----- RECORD LIST
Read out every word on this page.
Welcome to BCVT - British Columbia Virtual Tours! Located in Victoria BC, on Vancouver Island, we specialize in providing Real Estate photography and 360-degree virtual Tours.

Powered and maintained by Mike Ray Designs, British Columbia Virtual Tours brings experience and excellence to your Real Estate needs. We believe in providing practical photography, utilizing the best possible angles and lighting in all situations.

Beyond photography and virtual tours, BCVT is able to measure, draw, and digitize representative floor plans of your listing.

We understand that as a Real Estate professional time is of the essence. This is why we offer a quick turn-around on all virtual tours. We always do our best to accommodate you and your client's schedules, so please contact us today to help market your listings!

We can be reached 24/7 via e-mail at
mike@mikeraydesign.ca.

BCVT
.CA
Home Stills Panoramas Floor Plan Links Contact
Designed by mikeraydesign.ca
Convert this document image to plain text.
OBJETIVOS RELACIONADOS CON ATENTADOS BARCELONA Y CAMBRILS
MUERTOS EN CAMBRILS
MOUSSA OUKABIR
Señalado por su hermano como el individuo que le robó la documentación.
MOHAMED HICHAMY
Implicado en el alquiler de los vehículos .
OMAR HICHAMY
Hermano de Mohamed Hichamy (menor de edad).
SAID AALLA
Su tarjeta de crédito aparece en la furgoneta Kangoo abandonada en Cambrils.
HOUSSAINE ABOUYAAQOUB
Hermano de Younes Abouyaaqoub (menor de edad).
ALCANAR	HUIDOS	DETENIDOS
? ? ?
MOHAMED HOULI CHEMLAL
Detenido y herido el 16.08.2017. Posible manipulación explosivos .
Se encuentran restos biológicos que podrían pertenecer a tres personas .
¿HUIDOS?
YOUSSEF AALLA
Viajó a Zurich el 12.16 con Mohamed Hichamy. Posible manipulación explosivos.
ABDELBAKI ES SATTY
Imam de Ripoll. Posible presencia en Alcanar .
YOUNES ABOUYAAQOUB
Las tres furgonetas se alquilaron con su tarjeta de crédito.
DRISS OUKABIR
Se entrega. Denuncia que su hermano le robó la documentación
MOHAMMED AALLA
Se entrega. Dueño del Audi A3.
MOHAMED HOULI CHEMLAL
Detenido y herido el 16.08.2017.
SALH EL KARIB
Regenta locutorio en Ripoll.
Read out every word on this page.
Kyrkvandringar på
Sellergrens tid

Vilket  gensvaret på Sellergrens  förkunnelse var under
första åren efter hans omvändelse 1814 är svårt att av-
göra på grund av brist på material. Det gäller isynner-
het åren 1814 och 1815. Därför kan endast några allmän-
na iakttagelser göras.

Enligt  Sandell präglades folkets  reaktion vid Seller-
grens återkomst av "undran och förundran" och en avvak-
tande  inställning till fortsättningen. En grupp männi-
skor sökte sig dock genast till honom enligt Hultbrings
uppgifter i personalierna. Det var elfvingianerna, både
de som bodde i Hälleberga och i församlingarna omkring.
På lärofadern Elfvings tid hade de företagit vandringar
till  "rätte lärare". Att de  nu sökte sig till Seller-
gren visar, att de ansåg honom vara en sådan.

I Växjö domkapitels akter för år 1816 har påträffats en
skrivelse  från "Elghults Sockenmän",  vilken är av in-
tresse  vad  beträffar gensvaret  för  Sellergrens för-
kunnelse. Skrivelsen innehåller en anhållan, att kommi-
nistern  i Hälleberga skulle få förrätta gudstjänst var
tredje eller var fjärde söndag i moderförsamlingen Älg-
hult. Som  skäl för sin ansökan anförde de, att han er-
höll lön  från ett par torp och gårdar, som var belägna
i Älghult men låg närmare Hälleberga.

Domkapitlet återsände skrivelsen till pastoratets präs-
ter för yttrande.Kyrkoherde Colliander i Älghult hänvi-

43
----------
◆ WHAT NEEDS TO BE DONE: Reproduce every line of the listing above in which the string "herido" appears.

◆ SOLVED PROBLEM:
Detenido y herido el 16.08.2017. Posible manipulación explosivos .
Detenido y herido el 16.08.2017.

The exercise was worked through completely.